◆ **MATERIAL FOR THE TASK**:
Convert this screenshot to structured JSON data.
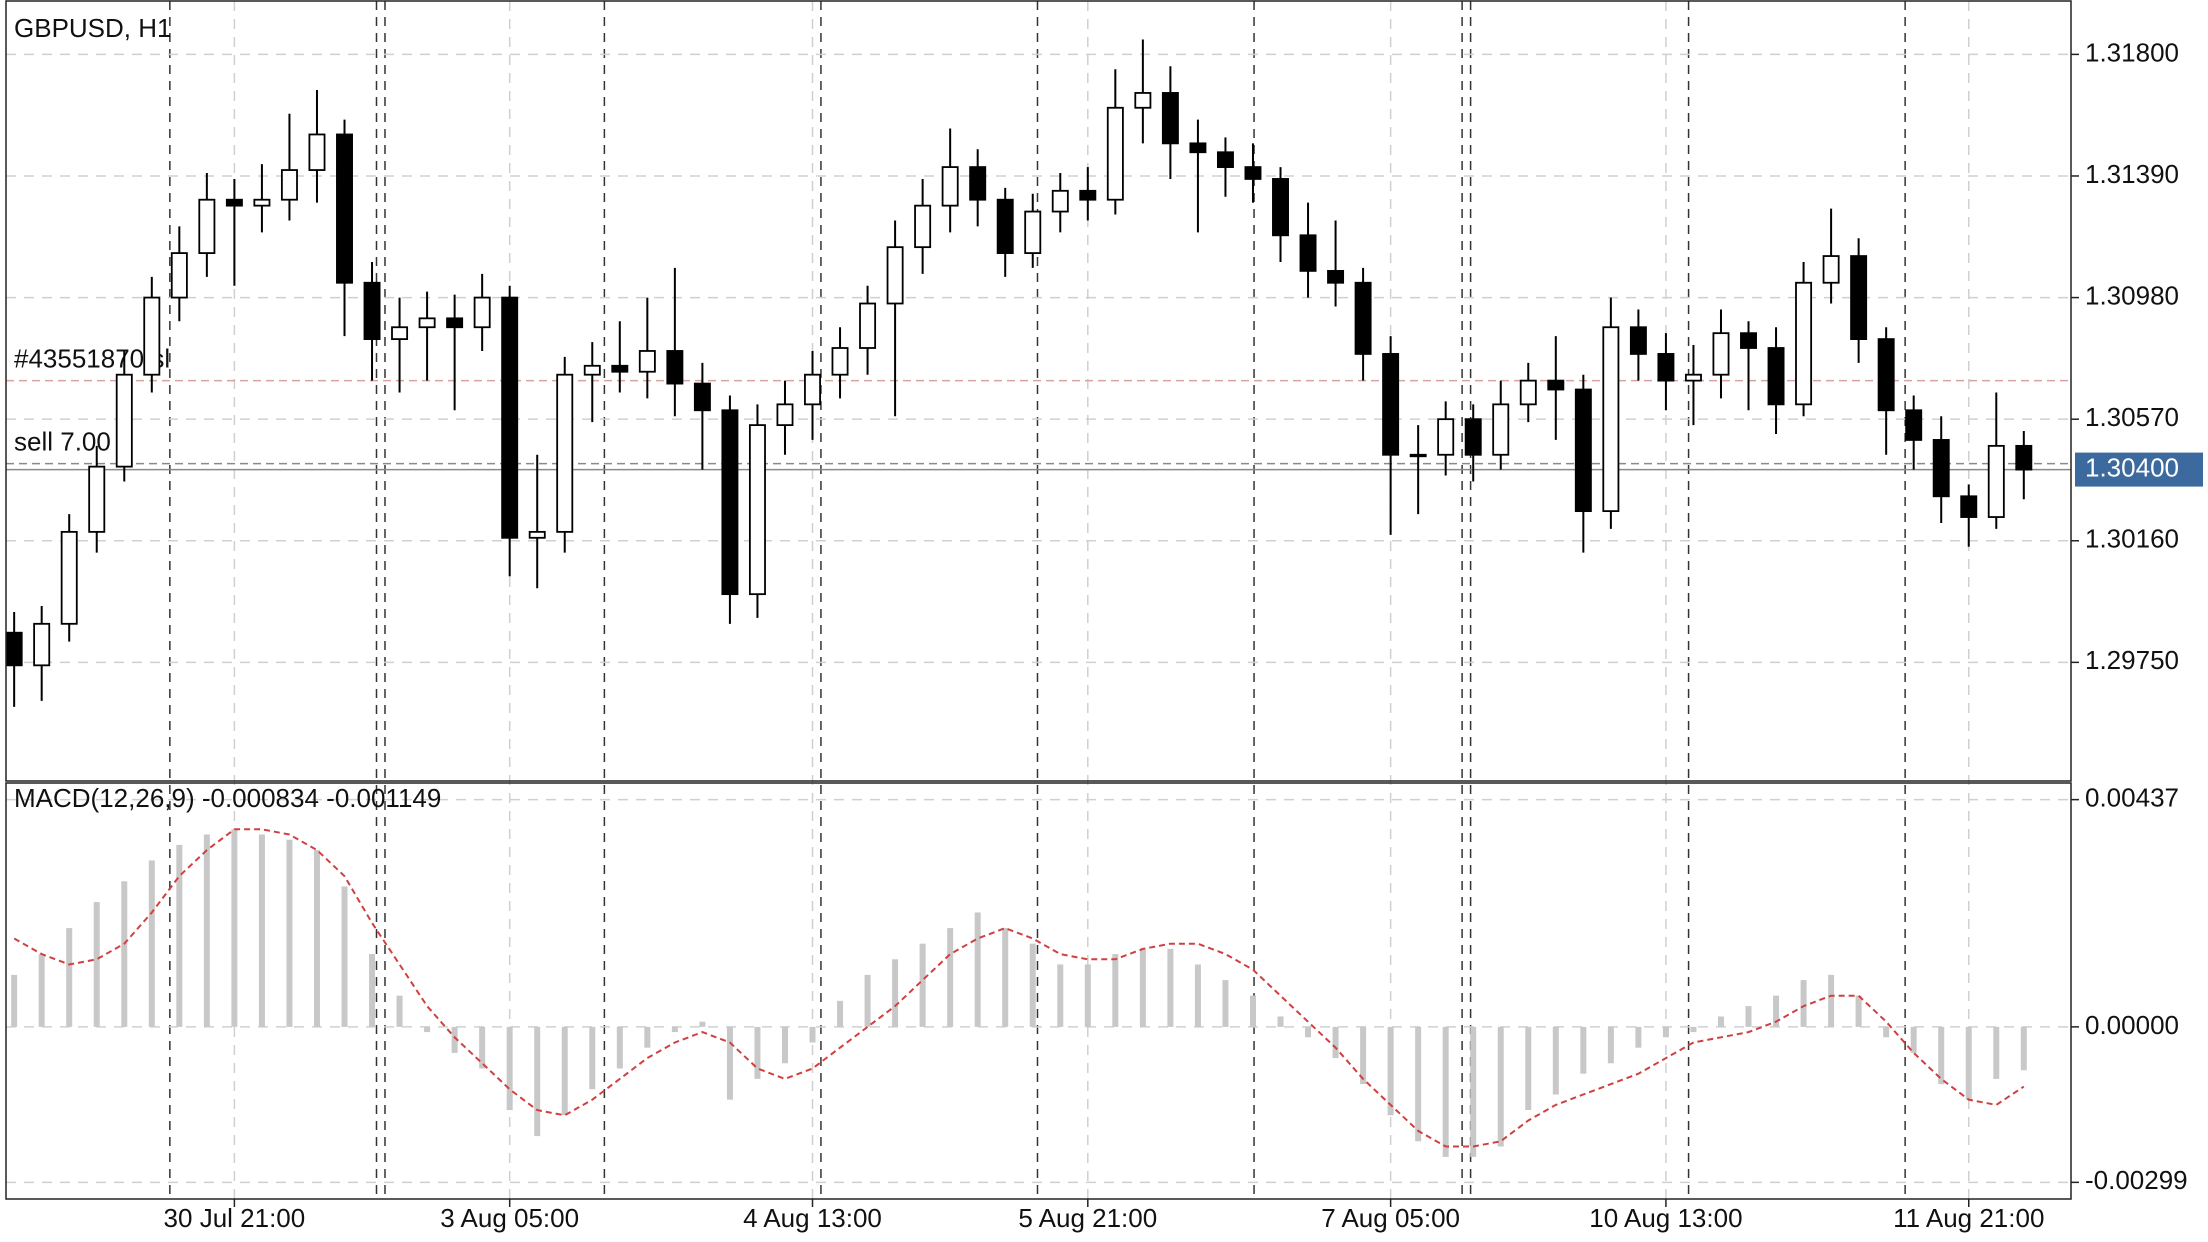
{
  "chart_data": [
    {
      "type": "candlestick",
      "title": "GBPUSD, H1",
      "categories": [
        null,
        null,
        null,
        null,
        null,
        null,
        null,
        null,
        "30 Jul 21:00",
        null,
        null,
        null,
        null,
        null,
        null,
        null,
        null,
        null,
        "3 Aug 05:00",
        null,
        null,
        null,
        null,
        null,
        null,
        null,
        null,
        null,
        null,
        "4 Aug 13:00",
        null,
        null,
        null,
        null,
        null,
        null,
        null,
        null,
        null,
        "5 Aug 21:00",
        null,
        null,
        null,
        null,
        null,
        null,
        null,
        null,
        null,
        null,
        "7 Aug 05:00",
        null,
        null,
        null,
        null,
        null,
        null,
        null,
        null,
        null,
        "10 Aug 13:00",
        null,
        null,
        null,
        null,
        null,
        null,
        null,
        null,
        null,
        null,
        "11 Aug 21:00",
        null,
        null
      ],
      "open": [
        1.2985,
        1.2974,
        1.2988,
        1.3019,
        1.3041,
        1.3072,
        1.3098,
        1.3113,
        1.3131,
        1.3129,
        1.3131,
        1.3141,
        1.3153,
        1.3103,
        1.3084,
        1.3088,
        1.3091,
        1.3088,
        1.3098,
        1.3017,
        1.3019,
        1.3072,
        1.3075,
        1.3073,
        1.308,
        1.3069,
        1.306,
        1.2998,
        1.3055,
        1.3062,
        1.3072,
        1.3081,
        1.3096,
        1.3115,
        1.3129,
        1.3142,
        1.3131,
        1.3113,
        1.3127,
        1.3134,
        1.3131,
        1.3162,
        1.3167,
        1.315,
        1.3147,
        1.3142,
        1.3138,
        1.3119,
        1.3107,
        1.3103,
        1.3079,
        1.3045,
        1.3045,
        1.3057,
        1.3045,
        1.3062,
        1.307,
        1.3067,
        1.3026,
        1.3088,
        1.3079,
        1.307,
        1.3072,
        1.3086,
        1.3081,
        1.3062,
        1.3103,
        1.3112,
        1.3084,
        1.306,
        1.305,
        1.3031,
        1.3024,
        1.3048
      ],
      "high": [
        1.2992,
        1.2994,
        1.3025,
        1.3048,
        1.308,
        1.3105,
        1.3122,
        1.314,
        1.3138,
        1.3143,
        1.316,
        1.3168,
        1.3158,
        1.311,
        1.3098,
        1.31,
        1.3099,
        1.3106,
        1.3102,
        1.3045,
        1.3078,
        1.3083,
        1.309,
        1.3098,
        1.3108,
        1.3076,
        1.3065,
        1.3062,
        1.307,
        1.308,
        1.3088,
        1.3102,
        1.3124,
        1.3138,
        1.3155,
        1.3148,
        1.3135,
        1.3133,
        1.314,
        1.3142,
        1.3175,
        1.3185,
        1.3176,
        1.3158,
        1.3152,
        1.315,
        1.3142,
        1.313,
        1.3124,
        1.3108,
        1.3085,
        1.3055,
        1.3063,
        1.3062,
        1.307,
        1.3076,
        1.3085,
        1.3072,
        1.3098,
        1.3094,
        1.3086,
        1.3082,
        1.3094,
        1.309,
        1.3088,
        1.311,
        1.3128,
        1.3118,
        1.3088,
        1.3065,
        1.3058,
        1.3035,
        1.3066,
        1.3053
      ],
      "low": [
        1.296,
        1.2962,
        1.2982,
        1.3012,
        1.3036,
        1.3066,
        1.309,
        1.3105,
        1.3102,
        1.312,
        1.3124,
        1.313,
        1.3085,
        1.307,
        1.3066,
        1.307,
        1.306,
        1.308,
        1.3004,
        1.3,
        1.3012,
        1.3056,
        1.3066,
        1.3064,
        1.3058,
        1.304,
        1.2988,
        1.299,
        1.3045,
        1.305,
        1.3064,
        1.3072,
        1.3058,
        1.3106,
        1.312,
        1.3122,
        1.3105,
        1.3108,
        1.312,
        1.3124,
        1.3126,
        1.315,
        1.3138,
        1.312,
        1.3132,
        1.313,
        1.311,
        1.3098,
        1.3095,
        1.307,
        1.3018,
        1.3025,
        1.3038,
        1.3036,
        1.304,
        1.3056,
        1.305,
        1.3012,
        1.302,
        1.307,
        1.306,
        1.3055,
        1.3064,
        1.306,
        1.3052,
        1.3058,
        1.3096,
        1.3076,
        1.3045,
        1.304,
        1.3022,
        1.3014,
        1.302,
        1.303
      ],
      "close": [
        1.2974,
        1.2988,
        1.3019,
        1.3041,
        1.3072,
        1.3098,
        1.3113,
        1.3131,
        1.3129,
        1.3131,
        1.3141,
        1.3153,
        1.3103,
        1.3084,
        1.3088,
        1.3091,
        1.3088,
        1.3098,
        1.3017,
        1.3019,
        1.3072,
        1.3075,
        1.3073,
        1.308,
        1.3069,
        1.306,
        1.2998,
        1.3055,
        1.3062,
        1.3072,
        1.3081,
        1.3096,
        1.3115,
        1.3129,
        1.3142,
        1.3131,
        1.3113,
        1.3127,
        1.3134,
        1.3131,
        1.3162,
        1.3167,
        1.315,
        1.3147,
        1.3142,
        1.3138,
        1.3119,
        1.3107,
        1.3103,
        1.3079,
        1.3045,
        1.3045,
        1.3057,
        1.3045,
        1.3062,
        1.307,
        1.3067,
        1.3026,
        1.3088,
        1.3079,
        1.307,
        1.3072,
        1.3086,
        1.3081,
        1.3062,
        1.3103,
        1.3112,
        1.3084,
        1.306,
        1.305,
        1.3031,
        1.3024,
        1.3048,
        1.304
      ],
      "ylim": [
        1.2935,
        1.3198
      ],
      "yticks": [
        {
          "value": 1.318,
          "label": "1.31800"
        },
        {
          "value": 1.3139,
          "label": "1.31390"
        },
        {
          "value": 1.3098,
          "label": "1.30980"
        },
        {
          "value": 1.3057,
          "label": "1.30570"
        },
        {
          "value": 1.3016,
          "label": "1.30160"
        },
        {
          "value": 1.2975,
          "label": "1.29750"
        }
      ],
      "orders": [
        {
          "label": "#43551870 sl",
          "level": 1.307,
          "color": "#d8a4a0"
        },
        {
          "label": "sell 7.00",
          "level": 1.3042,
          "color": "#8a8a8a"
        }
      ],
      "last": {
        "value": 1.304,
        "label": "1.30400"
      },
      "grid": true
    },
    {
      "type": "macd",
      "title": "MACD(12,26,9) -0.000834 -0.001149",
      "series": [
        {
          "type": "bar",
          "color": "#c8c8c8",
          "values": [
            0.001,
            0.0014,
            0.0019,
            0.0024,
            0.0028,
            0.0032,
            0.0035,
            0.0037,
            0.0038,
            0.0037,
            0.0036,
            0.0034,
            0.0027,
            0.0014,
            0.0006,
            -0.0001,
            -0.0005,
            -0.0008,
            -0.0016,
            -0.0021,
            -0.0017,
            -0.0012,
            -0.0008,
            -0.0004,
            -0.0001,
            0.0001,
            -0.0014,
            -0.001,
            -0.0007,
            -0.0003,
            0.0005,
            0.001,
            0.0013,
            0.0016,
            0.0019,
            0.0022,
            0.0019,
            0.0016,
            0.0012,
            0.0012,
            0.0014,
            0.0015,
            0.0015,
            0.0012,
            0.0009,
            0.0006,
            0.0002,
            -0.0002,
            -0.0006,
            -0.0011,
            -0.0017,
            -0.0022,
            -0.0025,
            -0.0025,
            -0.0023,
            -0.0016,
            -0.0013,
            -0.0009,
            -0.0007,
            -0.0004,
            -0.0002,
            -0.0001,
            0.0002,
            0.0004,
            0.0006,
            0.0009,
            0.001,
            0.0006,
            -0.0002,
            -0.0005,
            -0.0011,
            -0.0014,
            -0.001,
            -0.000834
          ]
        },
        {
          "type": "line",
          "color": "#d04040",
          "values": [
            0.0017,
            0.0014,
            0.0012,
            0.0013,
            0.0016,
            0.0022,
            0.0029,
            0.0034,
            0.0038,
            0.0038,
            0.0037,
            0.0034,
            0.0029,
            0.002,
            0.0012,
            0.0004,
            -0.0002,
            -0.0007,
            -0.0012,
            -0.0016,
            -0.0017,
            -0.0014,
            -0.001,
            -0.0006,
            -0.0003,
            -0.0001,
            -0.0003,
            -0.0008,
            -0.001,
            -0.0008,
            -0.0004,
            0.0,
            0.0004,
            0.0009,
            0.0014,
            0.0017,
            0.0019,
            0.0017,
            0.0014,
            0.0013,
            0.0013,
            0.0015,
            0.0016,
            0.0016,
            0.0014,
            0.0011,
            0.0006,
            0.0001,
            -0.0004,
            -0.001,
            -0.0015,
            -0.002,
            -0.0023,
            -0.0023,
            -0.0022,
            -0.0018,
            -0.0015,
            -0.0013,
            -0.0011,
            -0.0009,
            -0.0006,
            -0.0003,
            -0.0002,
            -0.0001,
            0.0001,
            0.0004,
            0.0006,
            0.0006,
            0.0001,
            -0.0005,
            -0.001,
            -0.0014,
            -0.0015,
            -0.001149
          ]
        }
      ],
      "ylim": [
        -0.00331,
        0.00469
      ],
      "yticks": [
        {
          "value": 0.00437,
          "label": "0.00437"
        },
        {
          "value": 0,
          "label": "0.00000"
        },
        {
          "value": -0.00299,
          "label": "-0.00299"
        }
      ],
      "grid": true
    }
  ]
}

◆ **WHAT TO DO**:
Extract every line of the records above that contains the word "type".

◆ **SOLUTION TO THIS TASK**:
      "type": "candlestick",
      "type": "macd",
          "type": "bar",
          "type": "line",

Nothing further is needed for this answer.